***** Data extract
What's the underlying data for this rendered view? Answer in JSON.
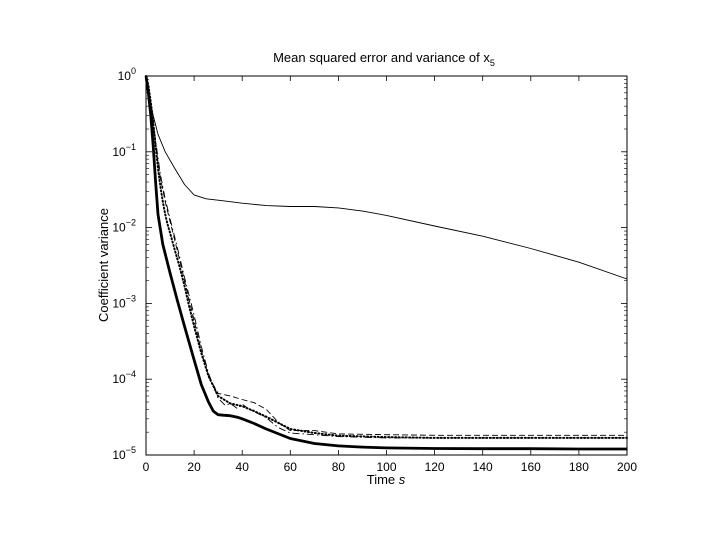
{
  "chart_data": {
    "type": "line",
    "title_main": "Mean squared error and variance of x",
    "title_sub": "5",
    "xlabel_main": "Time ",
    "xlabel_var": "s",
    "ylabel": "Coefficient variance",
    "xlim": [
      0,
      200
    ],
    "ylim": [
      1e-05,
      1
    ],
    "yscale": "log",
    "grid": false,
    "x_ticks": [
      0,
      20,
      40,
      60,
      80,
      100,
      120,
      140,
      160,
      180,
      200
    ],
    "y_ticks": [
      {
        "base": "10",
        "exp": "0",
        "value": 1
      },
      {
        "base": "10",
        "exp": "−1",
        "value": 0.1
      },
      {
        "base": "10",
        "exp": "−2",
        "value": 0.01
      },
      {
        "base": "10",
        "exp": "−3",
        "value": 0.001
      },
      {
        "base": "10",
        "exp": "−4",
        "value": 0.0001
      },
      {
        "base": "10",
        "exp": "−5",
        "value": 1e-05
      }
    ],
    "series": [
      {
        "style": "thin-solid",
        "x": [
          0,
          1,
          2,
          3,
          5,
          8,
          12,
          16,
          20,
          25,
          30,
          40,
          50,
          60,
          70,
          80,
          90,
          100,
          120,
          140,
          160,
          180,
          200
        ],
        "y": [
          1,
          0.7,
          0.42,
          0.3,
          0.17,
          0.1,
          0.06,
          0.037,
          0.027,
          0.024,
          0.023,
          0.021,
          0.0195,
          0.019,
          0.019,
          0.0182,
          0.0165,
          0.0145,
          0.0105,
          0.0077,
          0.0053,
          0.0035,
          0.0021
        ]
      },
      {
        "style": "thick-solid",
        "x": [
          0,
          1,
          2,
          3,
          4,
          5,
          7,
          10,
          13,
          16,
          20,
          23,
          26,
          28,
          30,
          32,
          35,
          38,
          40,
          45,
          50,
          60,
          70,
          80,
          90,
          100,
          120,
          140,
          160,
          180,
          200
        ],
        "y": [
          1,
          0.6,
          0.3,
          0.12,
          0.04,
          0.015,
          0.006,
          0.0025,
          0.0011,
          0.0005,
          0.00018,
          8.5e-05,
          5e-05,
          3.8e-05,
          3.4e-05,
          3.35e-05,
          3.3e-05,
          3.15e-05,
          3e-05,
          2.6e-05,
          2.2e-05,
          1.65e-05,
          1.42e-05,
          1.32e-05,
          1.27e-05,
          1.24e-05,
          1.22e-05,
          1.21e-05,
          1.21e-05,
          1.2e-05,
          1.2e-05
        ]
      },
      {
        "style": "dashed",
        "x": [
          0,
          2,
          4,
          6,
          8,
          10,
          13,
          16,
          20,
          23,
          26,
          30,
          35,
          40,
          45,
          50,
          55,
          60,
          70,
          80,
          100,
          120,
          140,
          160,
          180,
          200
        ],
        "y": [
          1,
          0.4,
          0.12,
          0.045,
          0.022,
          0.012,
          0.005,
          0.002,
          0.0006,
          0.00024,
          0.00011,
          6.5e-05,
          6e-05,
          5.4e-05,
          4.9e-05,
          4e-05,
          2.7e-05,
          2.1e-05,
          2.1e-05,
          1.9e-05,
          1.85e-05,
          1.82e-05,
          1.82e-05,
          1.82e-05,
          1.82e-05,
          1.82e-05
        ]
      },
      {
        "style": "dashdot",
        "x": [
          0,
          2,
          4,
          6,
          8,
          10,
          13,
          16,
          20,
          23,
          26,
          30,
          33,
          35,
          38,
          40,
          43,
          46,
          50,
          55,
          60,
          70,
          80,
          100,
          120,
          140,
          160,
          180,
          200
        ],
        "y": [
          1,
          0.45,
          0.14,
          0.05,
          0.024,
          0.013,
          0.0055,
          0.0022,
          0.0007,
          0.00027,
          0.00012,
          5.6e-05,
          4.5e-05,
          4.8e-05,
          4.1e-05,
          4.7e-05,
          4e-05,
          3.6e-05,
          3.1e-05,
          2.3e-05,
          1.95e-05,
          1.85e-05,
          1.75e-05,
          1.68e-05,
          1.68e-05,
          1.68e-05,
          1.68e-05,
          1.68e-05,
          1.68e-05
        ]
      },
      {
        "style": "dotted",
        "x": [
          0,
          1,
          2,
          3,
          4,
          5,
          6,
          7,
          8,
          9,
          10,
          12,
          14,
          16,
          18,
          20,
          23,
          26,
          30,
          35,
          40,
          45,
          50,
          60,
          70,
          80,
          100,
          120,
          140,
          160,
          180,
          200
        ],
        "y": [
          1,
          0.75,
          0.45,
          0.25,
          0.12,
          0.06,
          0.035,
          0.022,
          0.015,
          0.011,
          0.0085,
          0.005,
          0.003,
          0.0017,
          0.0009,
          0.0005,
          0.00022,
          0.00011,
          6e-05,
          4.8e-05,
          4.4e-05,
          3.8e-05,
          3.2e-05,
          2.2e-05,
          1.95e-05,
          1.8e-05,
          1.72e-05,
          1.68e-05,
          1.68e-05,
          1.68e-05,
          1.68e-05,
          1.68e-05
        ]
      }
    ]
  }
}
**********
* **Required task**:
Which lines hold the word "variance"? Copy all of them.

* **In response**:
    "title_main": "Mean squared error and variance of x",
    "ylabel": "Coefficient variance",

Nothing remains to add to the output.